Copy out lines with the word "一天天暗淡下去" from the material that follows.

— BEGIN Data shown —

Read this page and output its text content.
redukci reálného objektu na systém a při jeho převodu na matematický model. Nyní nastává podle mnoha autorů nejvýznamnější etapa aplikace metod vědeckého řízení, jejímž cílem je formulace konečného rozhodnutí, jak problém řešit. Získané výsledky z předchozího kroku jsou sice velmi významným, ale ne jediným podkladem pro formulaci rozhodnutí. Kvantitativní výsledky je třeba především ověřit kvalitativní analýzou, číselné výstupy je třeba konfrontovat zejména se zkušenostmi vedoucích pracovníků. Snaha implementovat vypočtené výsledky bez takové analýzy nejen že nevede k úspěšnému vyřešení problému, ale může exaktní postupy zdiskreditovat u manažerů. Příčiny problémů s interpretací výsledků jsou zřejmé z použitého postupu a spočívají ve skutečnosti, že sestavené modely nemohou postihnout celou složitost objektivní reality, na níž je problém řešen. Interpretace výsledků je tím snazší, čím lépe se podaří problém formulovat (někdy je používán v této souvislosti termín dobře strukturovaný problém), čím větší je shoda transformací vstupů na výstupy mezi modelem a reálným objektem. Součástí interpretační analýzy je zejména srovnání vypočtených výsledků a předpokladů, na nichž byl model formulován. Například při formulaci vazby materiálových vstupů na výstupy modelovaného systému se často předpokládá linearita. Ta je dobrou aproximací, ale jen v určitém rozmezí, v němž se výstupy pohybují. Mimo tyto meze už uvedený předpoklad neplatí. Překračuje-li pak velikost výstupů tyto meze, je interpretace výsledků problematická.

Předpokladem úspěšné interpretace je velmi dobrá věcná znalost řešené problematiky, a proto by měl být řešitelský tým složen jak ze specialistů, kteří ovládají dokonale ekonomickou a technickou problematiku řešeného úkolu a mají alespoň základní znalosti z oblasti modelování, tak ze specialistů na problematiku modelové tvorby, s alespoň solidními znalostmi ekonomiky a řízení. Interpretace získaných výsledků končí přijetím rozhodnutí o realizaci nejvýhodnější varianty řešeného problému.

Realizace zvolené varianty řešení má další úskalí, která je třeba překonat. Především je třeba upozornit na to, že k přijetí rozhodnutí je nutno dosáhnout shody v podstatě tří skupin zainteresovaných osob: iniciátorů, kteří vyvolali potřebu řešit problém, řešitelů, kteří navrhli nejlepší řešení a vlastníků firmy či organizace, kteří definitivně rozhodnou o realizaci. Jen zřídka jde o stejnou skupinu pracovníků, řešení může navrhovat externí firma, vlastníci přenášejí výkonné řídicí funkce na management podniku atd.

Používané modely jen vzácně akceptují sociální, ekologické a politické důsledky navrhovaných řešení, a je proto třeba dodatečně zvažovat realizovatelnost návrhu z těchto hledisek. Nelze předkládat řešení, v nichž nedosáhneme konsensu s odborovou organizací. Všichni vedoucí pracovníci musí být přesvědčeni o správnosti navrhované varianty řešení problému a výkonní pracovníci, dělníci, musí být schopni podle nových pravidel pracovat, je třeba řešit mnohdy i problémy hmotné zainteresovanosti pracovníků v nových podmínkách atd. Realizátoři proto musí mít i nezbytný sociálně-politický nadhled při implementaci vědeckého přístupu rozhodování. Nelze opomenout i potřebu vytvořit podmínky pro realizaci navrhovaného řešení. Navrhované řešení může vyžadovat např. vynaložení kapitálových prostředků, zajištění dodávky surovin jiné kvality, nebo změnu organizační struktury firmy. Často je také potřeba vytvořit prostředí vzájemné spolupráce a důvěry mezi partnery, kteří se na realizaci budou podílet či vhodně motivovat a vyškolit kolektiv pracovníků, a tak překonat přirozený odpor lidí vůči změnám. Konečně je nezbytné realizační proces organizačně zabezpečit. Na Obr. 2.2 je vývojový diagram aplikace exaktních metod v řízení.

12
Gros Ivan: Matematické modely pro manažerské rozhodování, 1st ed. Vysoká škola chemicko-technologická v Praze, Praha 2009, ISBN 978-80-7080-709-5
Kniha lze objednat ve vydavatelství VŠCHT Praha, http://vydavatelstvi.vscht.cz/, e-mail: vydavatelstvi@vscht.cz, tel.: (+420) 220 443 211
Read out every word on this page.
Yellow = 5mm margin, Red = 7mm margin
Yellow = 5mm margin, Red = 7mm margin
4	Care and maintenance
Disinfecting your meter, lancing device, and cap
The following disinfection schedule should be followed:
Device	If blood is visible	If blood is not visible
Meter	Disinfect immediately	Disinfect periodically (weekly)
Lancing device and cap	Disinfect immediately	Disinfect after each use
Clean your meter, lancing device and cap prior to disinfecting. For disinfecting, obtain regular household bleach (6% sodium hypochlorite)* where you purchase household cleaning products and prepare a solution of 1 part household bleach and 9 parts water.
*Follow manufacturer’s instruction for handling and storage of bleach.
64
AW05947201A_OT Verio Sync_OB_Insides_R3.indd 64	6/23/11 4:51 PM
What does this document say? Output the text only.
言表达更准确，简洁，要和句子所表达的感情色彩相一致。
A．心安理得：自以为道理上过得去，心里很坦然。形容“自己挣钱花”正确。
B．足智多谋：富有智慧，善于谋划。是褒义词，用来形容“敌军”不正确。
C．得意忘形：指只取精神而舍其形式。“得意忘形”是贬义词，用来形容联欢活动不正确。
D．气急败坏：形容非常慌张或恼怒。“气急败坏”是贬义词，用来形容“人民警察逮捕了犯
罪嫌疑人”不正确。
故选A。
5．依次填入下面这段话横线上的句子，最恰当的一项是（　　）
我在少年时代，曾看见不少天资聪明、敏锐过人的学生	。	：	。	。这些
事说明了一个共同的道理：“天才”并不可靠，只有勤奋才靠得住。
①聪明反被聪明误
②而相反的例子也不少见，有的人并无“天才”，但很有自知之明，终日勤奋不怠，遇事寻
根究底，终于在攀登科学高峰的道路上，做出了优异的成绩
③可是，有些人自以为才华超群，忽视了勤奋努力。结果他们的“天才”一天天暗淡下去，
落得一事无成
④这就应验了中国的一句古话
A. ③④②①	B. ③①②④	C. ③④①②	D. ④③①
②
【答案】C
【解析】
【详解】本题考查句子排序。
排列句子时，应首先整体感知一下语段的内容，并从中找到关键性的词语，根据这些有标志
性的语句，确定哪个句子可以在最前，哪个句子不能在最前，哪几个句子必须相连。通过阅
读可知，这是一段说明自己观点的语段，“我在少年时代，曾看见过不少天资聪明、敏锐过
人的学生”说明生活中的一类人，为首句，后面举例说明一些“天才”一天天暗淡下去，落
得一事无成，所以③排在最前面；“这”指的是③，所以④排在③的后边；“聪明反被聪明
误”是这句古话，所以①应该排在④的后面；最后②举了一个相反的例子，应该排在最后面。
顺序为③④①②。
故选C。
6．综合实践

— END Data shown —

■ The result:
③可是，有些人自以为才华超群，忽视了勤奋努力。结果他们的“天才”一天天暗淡下去，
人的学生”说明生活中的一类人，为首句，后面举例说明一些“天才”一天天暗淡下去，落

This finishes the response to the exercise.